start

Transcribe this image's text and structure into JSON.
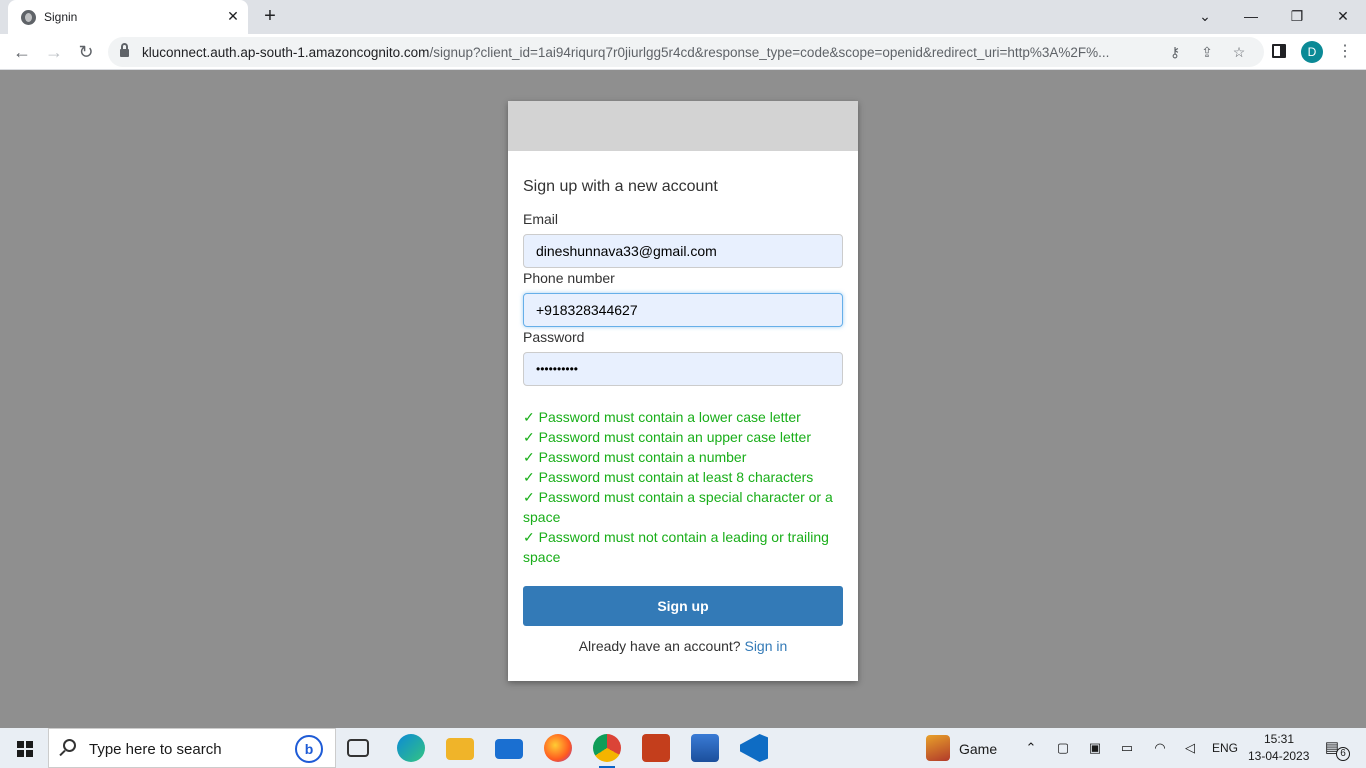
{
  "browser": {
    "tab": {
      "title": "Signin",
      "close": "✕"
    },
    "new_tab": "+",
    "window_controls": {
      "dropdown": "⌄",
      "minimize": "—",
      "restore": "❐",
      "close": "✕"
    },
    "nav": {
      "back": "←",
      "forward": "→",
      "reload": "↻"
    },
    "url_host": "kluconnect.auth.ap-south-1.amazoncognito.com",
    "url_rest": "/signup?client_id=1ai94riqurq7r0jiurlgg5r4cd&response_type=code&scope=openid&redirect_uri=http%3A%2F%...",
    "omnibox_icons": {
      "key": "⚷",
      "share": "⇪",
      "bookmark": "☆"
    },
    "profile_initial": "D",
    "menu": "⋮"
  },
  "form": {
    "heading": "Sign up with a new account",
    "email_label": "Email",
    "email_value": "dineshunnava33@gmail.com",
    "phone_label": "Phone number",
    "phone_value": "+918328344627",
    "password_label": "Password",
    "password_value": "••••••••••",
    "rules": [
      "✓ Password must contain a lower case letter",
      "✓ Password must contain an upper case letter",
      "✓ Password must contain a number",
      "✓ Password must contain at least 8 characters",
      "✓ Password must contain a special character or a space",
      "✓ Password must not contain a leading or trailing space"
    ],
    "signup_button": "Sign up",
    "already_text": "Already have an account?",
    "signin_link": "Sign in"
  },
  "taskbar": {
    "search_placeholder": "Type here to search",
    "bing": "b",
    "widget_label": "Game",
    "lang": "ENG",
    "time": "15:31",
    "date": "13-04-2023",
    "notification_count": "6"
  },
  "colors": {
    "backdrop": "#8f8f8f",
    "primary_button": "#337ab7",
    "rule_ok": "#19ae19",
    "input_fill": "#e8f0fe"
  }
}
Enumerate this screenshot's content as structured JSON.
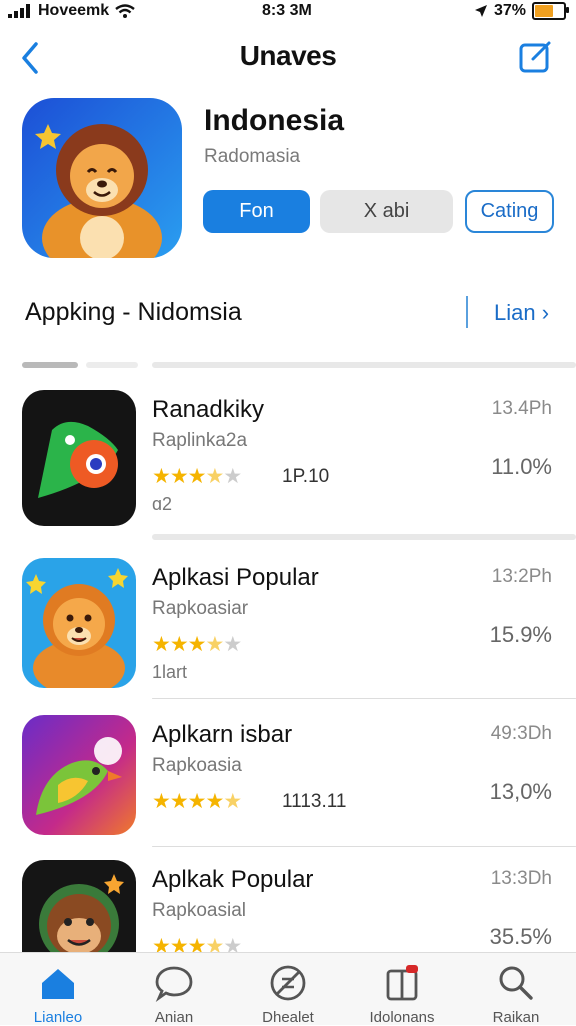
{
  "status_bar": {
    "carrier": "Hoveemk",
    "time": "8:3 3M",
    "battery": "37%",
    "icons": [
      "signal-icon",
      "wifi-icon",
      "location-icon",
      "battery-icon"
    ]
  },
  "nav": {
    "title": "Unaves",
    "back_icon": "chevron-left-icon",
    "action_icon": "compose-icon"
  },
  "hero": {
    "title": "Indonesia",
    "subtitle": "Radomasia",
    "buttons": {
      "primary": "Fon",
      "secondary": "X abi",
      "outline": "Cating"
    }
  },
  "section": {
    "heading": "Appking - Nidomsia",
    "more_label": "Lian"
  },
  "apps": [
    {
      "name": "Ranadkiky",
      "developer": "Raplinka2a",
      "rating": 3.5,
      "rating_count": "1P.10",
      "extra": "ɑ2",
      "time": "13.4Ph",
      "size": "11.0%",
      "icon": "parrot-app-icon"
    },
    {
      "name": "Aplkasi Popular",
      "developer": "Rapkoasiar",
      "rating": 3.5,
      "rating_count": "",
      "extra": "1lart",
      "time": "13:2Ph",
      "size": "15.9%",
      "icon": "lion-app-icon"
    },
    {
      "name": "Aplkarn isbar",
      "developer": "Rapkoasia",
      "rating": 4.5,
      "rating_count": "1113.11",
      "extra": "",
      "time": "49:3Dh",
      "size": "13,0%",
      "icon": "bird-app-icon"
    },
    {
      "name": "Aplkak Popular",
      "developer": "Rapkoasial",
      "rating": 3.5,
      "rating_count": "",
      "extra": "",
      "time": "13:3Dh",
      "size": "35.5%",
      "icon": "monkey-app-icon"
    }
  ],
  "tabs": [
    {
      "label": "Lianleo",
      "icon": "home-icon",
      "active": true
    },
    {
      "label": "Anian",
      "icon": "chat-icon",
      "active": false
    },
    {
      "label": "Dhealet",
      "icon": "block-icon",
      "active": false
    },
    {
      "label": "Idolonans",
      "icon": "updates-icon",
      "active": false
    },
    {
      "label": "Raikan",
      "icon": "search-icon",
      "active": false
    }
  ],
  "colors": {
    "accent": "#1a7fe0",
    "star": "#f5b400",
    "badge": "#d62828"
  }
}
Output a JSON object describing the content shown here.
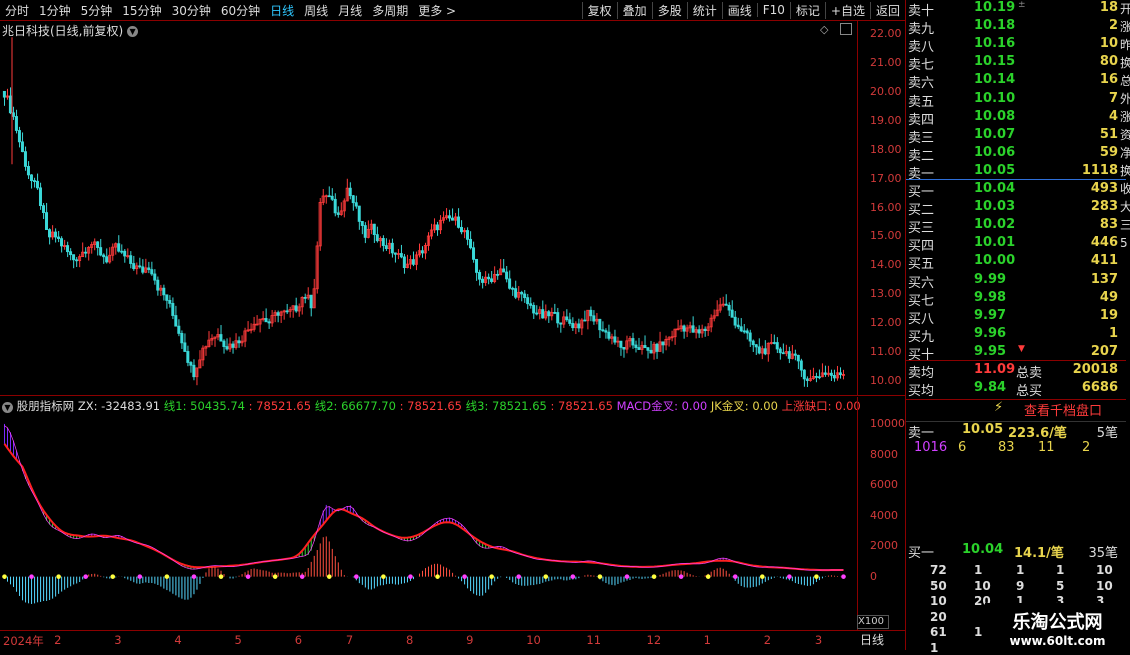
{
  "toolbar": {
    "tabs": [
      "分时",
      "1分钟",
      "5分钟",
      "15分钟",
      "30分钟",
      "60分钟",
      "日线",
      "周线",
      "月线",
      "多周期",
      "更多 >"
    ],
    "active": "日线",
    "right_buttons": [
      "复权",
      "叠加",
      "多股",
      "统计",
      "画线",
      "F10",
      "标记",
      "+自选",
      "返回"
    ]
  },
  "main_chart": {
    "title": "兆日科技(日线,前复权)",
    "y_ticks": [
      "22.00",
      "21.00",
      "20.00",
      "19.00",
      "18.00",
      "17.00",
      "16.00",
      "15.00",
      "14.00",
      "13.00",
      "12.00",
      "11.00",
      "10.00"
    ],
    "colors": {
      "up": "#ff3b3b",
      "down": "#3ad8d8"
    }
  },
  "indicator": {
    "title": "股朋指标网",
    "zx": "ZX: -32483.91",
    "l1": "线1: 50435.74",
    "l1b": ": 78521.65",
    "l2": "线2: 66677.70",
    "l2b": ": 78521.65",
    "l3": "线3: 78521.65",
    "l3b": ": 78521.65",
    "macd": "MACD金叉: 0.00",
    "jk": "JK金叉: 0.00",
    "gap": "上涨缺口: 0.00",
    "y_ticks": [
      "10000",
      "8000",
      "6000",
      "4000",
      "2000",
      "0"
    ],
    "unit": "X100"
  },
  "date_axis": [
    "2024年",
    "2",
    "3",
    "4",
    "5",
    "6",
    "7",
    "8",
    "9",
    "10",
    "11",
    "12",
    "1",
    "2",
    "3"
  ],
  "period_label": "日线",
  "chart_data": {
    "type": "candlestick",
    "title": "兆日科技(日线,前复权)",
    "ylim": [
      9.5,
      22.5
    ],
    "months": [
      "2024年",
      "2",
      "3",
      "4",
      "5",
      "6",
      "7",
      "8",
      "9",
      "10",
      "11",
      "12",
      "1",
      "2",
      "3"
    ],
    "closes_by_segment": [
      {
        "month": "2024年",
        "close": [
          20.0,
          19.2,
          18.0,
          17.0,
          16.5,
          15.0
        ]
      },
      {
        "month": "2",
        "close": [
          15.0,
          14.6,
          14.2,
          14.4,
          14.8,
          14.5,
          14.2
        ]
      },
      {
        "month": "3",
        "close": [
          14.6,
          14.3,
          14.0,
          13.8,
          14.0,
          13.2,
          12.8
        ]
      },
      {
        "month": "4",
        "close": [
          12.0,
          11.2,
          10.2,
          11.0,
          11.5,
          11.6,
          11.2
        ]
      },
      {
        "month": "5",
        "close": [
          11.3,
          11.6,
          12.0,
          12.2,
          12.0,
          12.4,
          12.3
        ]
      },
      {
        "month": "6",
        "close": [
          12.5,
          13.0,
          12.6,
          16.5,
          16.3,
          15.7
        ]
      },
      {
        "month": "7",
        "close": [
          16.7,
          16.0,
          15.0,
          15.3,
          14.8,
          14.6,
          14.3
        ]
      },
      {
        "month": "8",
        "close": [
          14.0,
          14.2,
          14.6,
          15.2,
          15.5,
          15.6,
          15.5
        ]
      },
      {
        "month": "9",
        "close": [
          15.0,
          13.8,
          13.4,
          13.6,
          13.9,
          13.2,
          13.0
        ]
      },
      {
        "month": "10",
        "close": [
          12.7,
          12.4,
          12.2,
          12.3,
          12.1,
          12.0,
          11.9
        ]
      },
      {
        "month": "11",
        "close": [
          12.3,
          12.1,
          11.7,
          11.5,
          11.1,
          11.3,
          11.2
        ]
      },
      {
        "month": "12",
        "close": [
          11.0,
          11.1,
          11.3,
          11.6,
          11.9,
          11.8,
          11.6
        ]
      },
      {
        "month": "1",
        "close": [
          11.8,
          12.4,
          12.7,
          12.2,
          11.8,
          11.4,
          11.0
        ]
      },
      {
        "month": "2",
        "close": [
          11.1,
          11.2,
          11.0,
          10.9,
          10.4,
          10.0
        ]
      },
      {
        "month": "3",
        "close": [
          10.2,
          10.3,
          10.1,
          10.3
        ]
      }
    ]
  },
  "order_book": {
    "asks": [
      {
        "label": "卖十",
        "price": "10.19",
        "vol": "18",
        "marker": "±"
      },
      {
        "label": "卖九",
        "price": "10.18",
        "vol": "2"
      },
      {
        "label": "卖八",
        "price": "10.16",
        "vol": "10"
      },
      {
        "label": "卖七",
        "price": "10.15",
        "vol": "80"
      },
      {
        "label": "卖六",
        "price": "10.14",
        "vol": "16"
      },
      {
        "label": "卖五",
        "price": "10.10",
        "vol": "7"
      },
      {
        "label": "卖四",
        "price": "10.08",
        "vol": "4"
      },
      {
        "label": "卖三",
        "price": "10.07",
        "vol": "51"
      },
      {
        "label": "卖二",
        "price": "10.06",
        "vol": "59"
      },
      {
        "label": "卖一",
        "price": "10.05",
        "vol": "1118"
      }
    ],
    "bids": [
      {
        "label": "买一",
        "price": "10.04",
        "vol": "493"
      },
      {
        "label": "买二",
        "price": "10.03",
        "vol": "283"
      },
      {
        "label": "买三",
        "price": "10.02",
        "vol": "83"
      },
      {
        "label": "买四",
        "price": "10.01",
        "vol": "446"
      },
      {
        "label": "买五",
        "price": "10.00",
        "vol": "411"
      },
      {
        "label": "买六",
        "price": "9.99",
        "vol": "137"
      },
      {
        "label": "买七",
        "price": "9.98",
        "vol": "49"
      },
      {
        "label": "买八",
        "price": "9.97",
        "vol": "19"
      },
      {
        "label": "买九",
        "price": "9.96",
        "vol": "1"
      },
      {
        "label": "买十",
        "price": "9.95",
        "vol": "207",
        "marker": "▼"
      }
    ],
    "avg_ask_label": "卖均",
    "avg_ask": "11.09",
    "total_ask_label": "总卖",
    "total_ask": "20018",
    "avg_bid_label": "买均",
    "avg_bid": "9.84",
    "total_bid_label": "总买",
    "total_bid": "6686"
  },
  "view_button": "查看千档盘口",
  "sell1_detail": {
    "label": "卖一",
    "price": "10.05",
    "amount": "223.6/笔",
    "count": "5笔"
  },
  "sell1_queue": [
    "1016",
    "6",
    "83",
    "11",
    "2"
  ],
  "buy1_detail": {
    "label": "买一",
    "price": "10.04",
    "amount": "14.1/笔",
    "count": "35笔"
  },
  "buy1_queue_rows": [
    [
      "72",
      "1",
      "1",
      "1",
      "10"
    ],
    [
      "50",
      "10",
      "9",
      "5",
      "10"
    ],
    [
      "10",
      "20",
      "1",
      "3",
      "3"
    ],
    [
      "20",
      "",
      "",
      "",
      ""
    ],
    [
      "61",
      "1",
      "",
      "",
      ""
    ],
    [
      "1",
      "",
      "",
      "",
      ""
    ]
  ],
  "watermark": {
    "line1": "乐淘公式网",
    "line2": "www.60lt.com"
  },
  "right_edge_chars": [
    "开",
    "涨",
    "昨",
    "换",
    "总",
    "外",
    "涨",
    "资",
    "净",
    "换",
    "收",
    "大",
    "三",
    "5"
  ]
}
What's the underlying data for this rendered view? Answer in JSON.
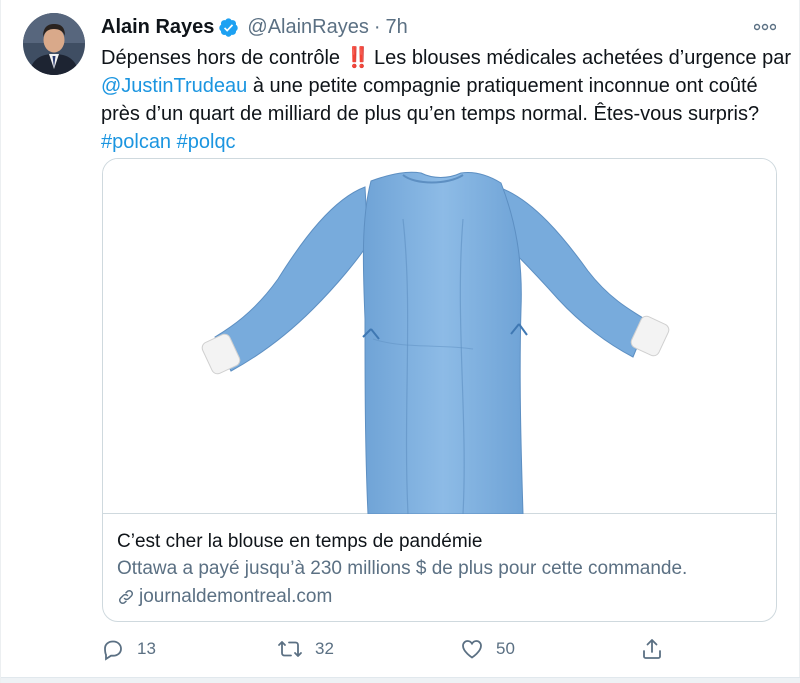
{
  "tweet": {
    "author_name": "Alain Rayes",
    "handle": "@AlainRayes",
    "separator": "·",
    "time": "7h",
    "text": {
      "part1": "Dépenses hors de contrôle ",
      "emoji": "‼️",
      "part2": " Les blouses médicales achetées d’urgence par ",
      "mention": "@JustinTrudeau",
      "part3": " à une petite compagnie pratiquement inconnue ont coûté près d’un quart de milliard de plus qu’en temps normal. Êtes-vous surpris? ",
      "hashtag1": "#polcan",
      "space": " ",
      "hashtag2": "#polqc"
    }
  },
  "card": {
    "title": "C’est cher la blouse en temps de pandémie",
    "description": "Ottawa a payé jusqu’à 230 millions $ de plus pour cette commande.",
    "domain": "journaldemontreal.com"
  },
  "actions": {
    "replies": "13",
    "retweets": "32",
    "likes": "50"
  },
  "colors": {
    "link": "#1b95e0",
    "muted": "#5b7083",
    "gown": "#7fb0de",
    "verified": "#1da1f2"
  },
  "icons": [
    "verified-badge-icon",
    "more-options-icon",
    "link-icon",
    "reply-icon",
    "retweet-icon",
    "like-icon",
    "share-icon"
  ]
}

end

▸ DESCRIPTION OF THE TASK
Indicate how many lines of the material contain the string "plus", giving the number and nothing more.

▸ FULL OUTPUT
2